◆ Requirement ◆
Omit the pictures, then write out every entry exactly as it reads.

** BEGIN Dataset extract **

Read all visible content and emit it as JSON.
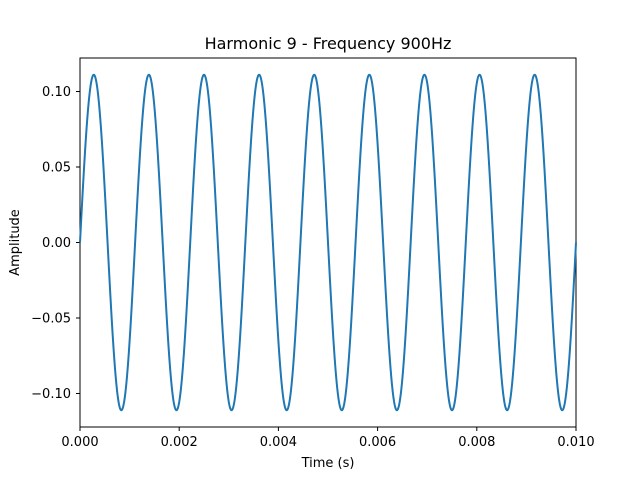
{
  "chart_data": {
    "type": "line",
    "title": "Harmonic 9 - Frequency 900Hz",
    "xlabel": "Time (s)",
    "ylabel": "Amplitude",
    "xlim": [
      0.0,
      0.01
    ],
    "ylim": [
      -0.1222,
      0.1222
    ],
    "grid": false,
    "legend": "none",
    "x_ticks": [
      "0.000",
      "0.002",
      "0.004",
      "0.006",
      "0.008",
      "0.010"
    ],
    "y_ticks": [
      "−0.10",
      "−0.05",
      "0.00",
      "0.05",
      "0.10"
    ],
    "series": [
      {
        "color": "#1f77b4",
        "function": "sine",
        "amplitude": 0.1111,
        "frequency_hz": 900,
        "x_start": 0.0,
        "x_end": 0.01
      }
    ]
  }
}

** END Dataset extract **

◆ Finished answer ◆
Read all visible content and emit it as JSON.
{
  "chart_data": {
    "type": "line",
    "title": "Harmonic 9 - Frequency 900Hz",
    "xlabel": "Time (s)",
    "ylabel": "Amplitude",
    "xlim": [
      0.0,
      0.01
    ],
    "ylim": [
      -0.1222,
      0.1222
    ],
    "grid": false,
    "legend": "none",
    "x_ticks": [
      "0.000",
      "0.002",
      "0.004",
      "0.006",
      "0.008",
      "0.010"
    ],
    "y_ticks": [
      "−0.10",
      "−0.05",
      "0.00",
      "0.05",
      "0.10"
    ],
    "series": [
      {
        "color": "#1f77b4",
        "function": "sine",
        "amplitude": 0.1111,
        "frequency_hz": 900,
        "x_start": 0.0,
        "x_end": 0.01
      }
    ]
  }
}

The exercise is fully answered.